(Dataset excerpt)

§

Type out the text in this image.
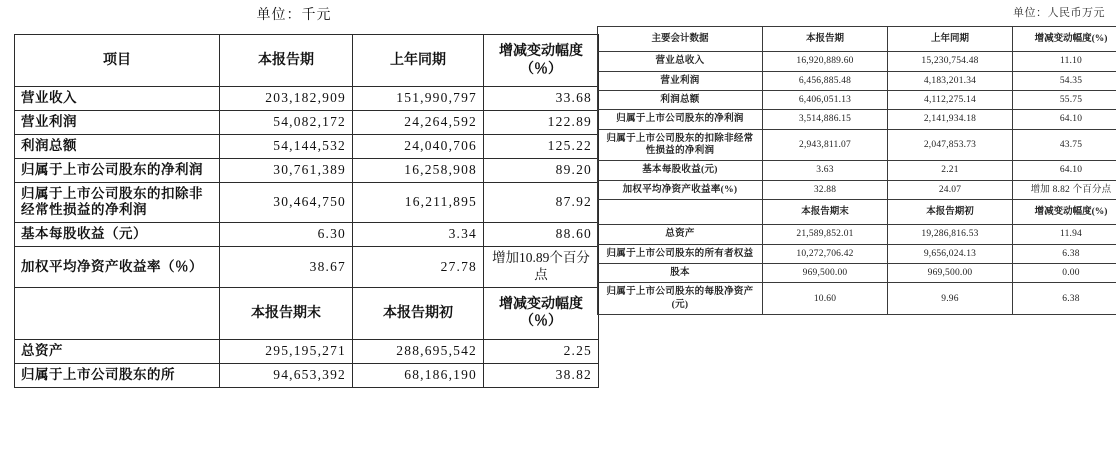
单位：千元
项目	本报告期	上年同期	增减变动幅度（％）
营业收入	203,182,909	151,990,797	33.68
营业利润	54,082,172	24,264,592	122.89
利润总额	54,144,532	24,040,706	125.22
归属于上市公司股东的净利润	30,761,389	16,258,908	89.20
归属于上市公司股东的扣除非经常性损益的净利润	30,464,750	16,211,895	87.92
基本每股收益（元）	6.30	3.34	88.60
加权平均净资产收益率（％）	38.67	27.78	增加10.89个百分点
	本报告期末	本报告期初	增减变动幅度（％）
总资产	295,195,271	288,695,542	2.25
归属于上市公司股东的所	94,653,392	68,186,190	38.82
单位：人民币万元
主要会计数据	本报告期	上年同期	增减变动幅度(%)
营业总收入	16,920,889.60	15,230,754.48	11.10
营业利润	6,456,885.48	4,183,201.34	54.35
利润总额	6,406,051.13	4,112,275.14	55.75
归属于上市公司股东的净利润	3,514,886.15	2,141,934.18	64.10
归属于上市公司股东的扣除非经常性损益的净利润	2,943,811.07	2,047,853.73	43.75
基本每股收益(元)	3.63	2.21	64.10
加权平均净资产收益率(%)	32.88	24.07	增加 8.82 个百分点
	本报告期末	本报告期初	增减变动幅度(%)
总资产	21,589,852.01	19,286,816.53	11.94
归属于上市公司股东的所有者权益	10,272,706.42	9,656,024.13	6.38
股本	969,500.00	969,500.00	0.00
归属于上市公司股东的每股净资产(元)	10.60	9.96	6.38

§

REQUIRED TASK: Write the number of lines containing the word "利润总额" and nothing besides it.

ANSWER TO THE EXERCISE: 2